[Fragmento]

Hibiki estudió la base del arte escénico con el director Yoshio Matsunaga y se desarrolló como líder del grupo de tambores. Para ejercer como profesional, ingresó en el grupo de tamboristas Kodo y participó en varias presentaciones internacionales. Desde 1995 trabaja como solista, pero colabora permanentemente con ceramistas o bailarines de danza “butoh”.

–¿Qué te ha aportado trabajar con otras disciplinas?
La intérprete le traduce mi pregunta y luego me responde:
–El tambor está hecho de madera y de cuero de caballo y vaca...
Me quedo fría.

Sin embargo observo que Hibiki, en efecto, trata de explicarme las partes del tambor. Entonces dejo que siga. “Para construir ese instrumento hubo sacrificio de vida,  por lo tanto, cada vez que toco rindo homenaje a esos animales que también vibran en la música”.
*
Pequeño, delgado y con el cabello muy corto, Yanaka Nobuto parece un monje. Sereno y erguido sujeta el tsugaru-shamisen, un instrumento tradicional japonés que consta de un mástil y una pequeña caja acústica en forma de tambor. Se toca con un plectro llamado bachi. Posee tres cuerdas y un sonido particular del lejano oriente. Nobuto me cuenta que tras culminar la secundaria, a sus 15 años, se trasladó a la ciudad de Hirosaki, donde vivió como aprendiz del maestro Yamada Chisato en su bar musical durante cuatro años. “Este instrumento es propio de regiones frías y yo crecí cerca de Tokyo, donde hace calor, así que tuve que partir detrás de mi sueño”. Nobuto se convirtió en maestro de la Escuela Yamada, ha obtenido diversos premios y ha sido designado Embajador Turístico de la Ciudad de Kazo.

[Con la información]
• 1. Según el fragmento, ¿desde qué año trabaja Hibiki como solista?
• 2. Haz una lista con todas las personas que el fragmento nombra con su nombre propio.
Los datos son un material aparte, sin relación con el fragmento.

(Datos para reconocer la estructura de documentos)
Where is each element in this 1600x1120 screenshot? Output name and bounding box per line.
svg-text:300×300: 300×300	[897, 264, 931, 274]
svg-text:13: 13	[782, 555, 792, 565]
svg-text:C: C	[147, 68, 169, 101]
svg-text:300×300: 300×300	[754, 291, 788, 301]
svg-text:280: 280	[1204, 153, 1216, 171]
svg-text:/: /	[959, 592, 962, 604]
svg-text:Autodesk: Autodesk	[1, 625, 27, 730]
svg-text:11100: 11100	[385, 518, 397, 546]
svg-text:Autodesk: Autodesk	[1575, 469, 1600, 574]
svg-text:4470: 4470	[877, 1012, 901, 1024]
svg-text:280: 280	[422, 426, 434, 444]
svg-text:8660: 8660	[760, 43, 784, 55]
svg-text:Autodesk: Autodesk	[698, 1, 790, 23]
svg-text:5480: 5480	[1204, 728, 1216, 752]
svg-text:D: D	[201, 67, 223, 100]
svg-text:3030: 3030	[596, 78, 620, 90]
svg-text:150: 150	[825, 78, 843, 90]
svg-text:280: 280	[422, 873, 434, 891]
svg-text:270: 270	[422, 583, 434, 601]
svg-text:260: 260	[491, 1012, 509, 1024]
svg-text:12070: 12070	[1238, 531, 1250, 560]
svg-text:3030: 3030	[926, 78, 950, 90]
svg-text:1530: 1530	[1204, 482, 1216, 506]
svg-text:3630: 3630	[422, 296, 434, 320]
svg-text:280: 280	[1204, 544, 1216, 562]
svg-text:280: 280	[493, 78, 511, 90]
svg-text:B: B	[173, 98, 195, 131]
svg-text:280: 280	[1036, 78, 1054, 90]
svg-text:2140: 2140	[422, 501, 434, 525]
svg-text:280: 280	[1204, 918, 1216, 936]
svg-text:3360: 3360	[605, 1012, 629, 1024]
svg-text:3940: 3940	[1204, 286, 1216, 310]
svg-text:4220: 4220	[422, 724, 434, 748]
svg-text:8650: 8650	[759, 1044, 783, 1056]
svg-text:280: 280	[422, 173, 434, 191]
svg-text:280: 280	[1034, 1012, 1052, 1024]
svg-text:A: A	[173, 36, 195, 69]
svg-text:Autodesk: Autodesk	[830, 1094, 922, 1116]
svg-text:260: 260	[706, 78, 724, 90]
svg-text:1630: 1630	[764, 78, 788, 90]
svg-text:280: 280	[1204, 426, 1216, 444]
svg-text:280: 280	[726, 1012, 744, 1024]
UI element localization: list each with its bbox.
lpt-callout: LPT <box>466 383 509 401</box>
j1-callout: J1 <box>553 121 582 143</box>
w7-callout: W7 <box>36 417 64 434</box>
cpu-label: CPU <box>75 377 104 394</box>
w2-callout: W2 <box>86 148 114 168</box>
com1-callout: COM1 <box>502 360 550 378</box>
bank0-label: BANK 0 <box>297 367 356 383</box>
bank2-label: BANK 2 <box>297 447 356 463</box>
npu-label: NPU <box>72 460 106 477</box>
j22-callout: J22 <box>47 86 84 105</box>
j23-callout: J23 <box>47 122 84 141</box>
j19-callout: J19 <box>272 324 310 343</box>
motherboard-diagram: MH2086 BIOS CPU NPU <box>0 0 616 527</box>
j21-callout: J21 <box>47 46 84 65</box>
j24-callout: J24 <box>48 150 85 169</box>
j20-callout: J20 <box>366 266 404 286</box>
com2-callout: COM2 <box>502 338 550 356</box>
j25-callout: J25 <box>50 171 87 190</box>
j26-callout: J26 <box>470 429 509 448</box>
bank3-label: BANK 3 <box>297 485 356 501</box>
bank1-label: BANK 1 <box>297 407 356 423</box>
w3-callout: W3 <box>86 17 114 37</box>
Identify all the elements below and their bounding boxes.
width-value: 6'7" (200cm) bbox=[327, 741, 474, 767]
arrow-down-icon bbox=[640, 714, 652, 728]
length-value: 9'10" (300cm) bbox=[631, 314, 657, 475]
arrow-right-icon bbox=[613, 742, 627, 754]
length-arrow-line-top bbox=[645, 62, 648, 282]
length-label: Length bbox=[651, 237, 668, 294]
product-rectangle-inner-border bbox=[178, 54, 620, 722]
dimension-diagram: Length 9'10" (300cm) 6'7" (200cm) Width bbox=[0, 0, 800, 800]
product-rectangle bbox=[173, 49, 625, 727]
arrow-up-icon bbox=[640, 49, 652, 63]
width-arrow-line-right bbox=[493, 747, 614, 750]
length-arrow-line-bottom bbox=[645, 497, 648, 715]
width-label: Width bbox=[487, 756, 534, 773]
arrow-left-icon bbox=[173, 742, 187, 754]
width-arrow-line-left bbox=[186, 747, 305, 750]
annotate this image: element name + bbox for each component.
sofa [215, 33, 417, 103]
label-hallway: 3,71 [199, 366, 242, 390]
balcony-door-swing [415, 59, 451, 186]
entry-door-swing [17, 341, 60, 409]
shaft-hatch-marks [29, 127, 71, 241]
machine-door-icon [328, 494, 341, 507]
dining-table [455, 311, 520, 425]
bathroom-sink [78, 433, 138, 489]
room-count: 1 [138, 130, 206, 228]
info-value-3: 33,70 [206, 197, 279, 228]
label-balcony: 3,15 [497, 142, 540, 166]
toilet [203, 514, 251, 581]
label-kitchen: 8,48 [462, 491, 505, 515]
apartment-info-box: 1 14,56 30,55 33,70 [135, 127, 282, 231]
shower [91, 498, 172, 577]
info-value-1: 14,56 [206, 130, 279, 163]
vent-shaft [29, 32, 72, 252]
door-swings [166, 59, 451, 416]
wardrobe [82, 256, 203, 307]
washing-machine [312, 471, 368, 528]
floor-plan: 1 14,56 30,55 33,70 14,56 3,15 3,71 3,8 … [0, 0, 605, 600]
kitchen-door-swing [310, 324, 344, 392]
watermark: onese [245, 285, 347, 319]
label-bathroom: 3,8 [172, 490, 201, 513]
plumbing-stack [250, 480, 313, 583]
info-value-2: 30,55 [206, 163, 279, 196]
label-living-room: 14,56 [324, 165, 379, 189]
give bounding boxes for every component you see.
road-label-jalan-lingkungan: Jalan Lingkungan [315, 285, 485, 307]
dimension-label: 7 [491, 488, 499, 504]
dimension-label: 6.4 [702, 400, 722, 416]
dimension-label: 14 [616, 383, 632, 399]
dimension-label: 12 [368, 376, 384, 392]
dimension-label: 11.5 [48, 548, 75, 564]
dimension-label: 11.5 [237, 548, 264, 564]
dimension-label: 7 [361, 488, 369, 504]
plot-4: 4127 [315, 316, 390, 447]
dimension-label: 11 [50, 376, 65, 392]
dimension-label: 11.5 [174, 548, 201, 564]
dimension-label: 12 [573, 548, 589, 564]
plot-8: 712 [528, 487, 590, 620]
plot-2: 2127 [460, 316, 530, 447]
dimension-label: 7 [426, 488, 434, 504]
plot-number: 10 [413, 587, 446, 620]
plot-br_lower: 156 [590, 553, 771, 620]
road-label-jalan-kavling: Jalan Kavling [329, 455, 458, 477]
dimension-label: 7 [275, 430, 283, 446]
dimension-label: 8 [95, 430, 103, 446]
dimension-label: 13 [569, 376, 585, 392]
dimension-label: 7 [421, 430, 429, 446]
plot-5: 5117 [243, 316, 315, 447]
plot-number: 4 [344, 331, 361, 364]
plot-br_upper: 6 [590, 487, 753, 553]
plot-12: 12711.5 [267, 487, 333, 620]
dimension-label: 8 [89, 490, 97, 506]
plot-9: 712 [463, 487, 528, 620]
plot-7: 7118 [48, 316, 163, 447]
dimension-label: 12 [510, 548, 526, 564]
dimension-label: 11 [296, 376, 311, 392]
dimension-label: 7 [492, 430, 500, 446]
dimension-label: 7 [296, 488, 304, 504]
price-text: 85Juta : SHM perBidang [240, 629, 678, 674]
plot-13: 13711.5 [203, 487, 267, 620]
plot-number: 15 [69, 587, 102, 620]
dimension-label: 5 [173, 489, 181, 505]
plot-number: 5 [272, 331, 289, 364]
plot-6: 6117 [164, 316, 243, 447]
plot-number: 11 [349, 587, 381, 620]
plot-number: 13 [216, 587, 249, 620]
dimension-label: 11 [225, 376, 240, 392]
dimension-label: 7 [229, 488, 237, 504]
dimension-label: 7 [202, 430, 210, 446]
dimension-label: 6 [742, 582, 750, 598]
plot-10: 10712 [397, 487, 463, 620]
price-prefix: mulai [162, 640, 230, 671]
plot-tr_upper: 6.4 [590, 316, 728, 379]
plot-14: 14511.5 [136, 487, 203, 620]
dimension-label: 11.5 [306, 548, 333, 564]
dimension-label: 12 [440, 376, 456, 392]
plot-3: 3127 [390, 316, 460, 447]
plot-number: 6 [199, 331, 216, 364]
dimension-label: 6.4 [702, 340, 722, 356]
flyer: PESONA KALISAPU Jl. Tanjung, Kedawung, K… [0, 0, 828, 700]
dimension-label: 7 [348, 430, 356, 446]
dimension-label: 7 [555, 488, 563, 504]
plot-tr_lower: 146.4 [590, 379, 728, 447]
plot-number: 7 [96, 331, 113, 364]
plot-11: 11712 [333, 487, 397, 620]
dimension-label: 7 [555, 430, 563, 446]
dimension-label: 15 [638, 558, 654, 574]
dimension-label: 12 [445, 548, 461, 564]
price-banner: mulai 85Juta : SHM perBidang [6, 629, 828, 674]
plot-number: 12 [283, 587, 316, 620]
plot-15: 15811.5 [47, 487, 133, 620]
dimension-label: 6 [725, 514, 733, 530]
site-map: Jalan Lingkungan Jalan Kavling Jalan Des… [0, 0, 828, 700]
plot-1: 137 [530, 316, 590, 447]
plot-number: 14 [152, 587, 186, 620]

[Soluciones]
• 1. Desde 1995.

• 2. Hibiki, Yoshio Matsunaga, Yanaka Nobuto y Yamada Chisato.